→ Exercise aim: Skip the images and return the records below exactly.

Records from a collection
-=-=-=-=-

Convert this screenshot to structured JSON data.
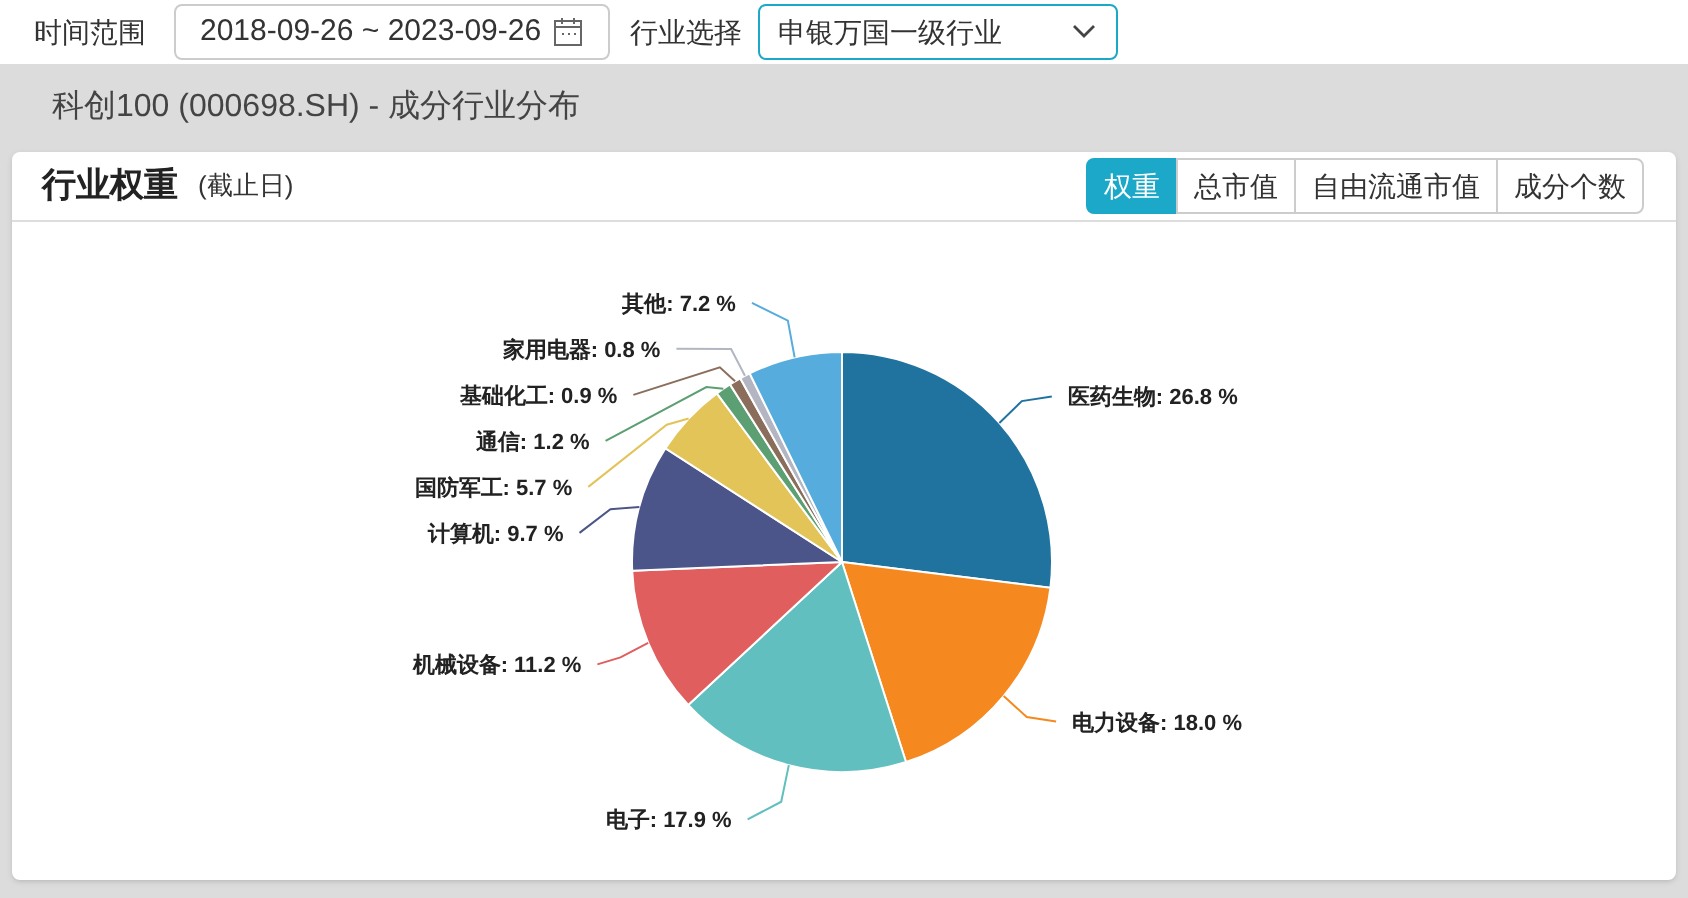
{
  "filters": {
    "date_label": "时间范围",
    "date_range": "2018-09-26 ~ 2023-09-26",
    "industry_label": "行业选择",
    "industry_value": "申银万国一级行业"
  },
  "page_title": "科创100 (000698.SH) - 成分行业分布",
  "card": {
    "title": "行业权重",
    "subtitle": "(截止日)",
    "tabs": [
      {
        "label": "权重",
        "selected": true
      },
      {
        "label": "总市值",
        "selected": false
      },
      {
        "label": "自由流通市值",
        "selected": false
      },
      {
        "label": "成分个数",
        "selected": false
      }
    ],
    "chart_data": {
      "type": "pie",
      "series": [
        {
          "values": [
            26.8,
            18.0,
            17.9,
            11.2,
            9.7,
            5.7,
            1.2,
            0.9,
            0.8,
            7.2
          ],
          "colors": [
            "#21739f",
            "#f5891f",
            "#61bfbf",
            "#e05e5e",
            "#4b5589",
            "#e2c458",
            "#5c9f72",
            "#8a6d5a",
            "#b3b6c2",
            "#55acdd"
          ]
        }
      ],
      "value_labels": [
        "医药生物: 26.8 %",
        "电力设备: 18.0 %",
        "电子: 17.9 %",
        "机械设备: 11.2 %",
        "计算机: 9.7 %",
        "国防军工: 5.7 %",
        "通信: 1.2 %",
        "基础化工: 0.9 %",
        "家用电器: 0.8 %",
        "其他: 7.2 %"
      ]
    }
  }
}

-=-=-=-=-

→ Expected answer:
Convert this screenshot to structured JSON data.
{
  "filters": {
    "date_label": "时间范围",
    "date_range": "2018-09-26 ~ 2023-09-26",
    "industry_label": "行业选择",
    "industry_value": "申银万国一级行业"
  },
  "page_title": "科创100 (000698.SH) - 成分行业分布",
  "card": {
    "title": "行业权重",
    "subtitle": "(截止日)",
    "tabs": [
      {
        "label": "权重",
        "selected": true
      },
      {
        "label": "总市值",
        "selected": false
      },
      {
        "label": "自由流通市值",
        "selected": false
      },
      {
        "label": "成分个数",
        "selected": false
      }
    ],
    "chart_data": {
      "type": "pie",
      "series": [
        {
          "values": [
            26.8,
            18.0,
            17.9,
            11.2,
            9.7,
            5.7,
            1.2,
            0.9,
            0.8,
            7.2
          ],
          "colors": [
            "#21739f",
            "#f5891f",
            "#61bfbf",
            "#e05e5e",
            "#4b5589",
            "#e2c458",
            "#5c9f72",
            "#8a6d5a",
            "#b3b6c2",
            "#55acdd"
          ]
        }
      ],
      "value_labels": [
        "医药生物: 26.8 %",
        "电力设备: 18.0 %",
        "电子: 17.9 %",
        "机械设备: 11.2 %",
        "计算机: 9.7 %",
        "国防军工: 5.7 %",
        "通信: 1.2 %",
        "基础化工: 0.9 %",
        "家用电器: 0.8 %",
        "其他: 7.2 %"
      ]
    }
  }
}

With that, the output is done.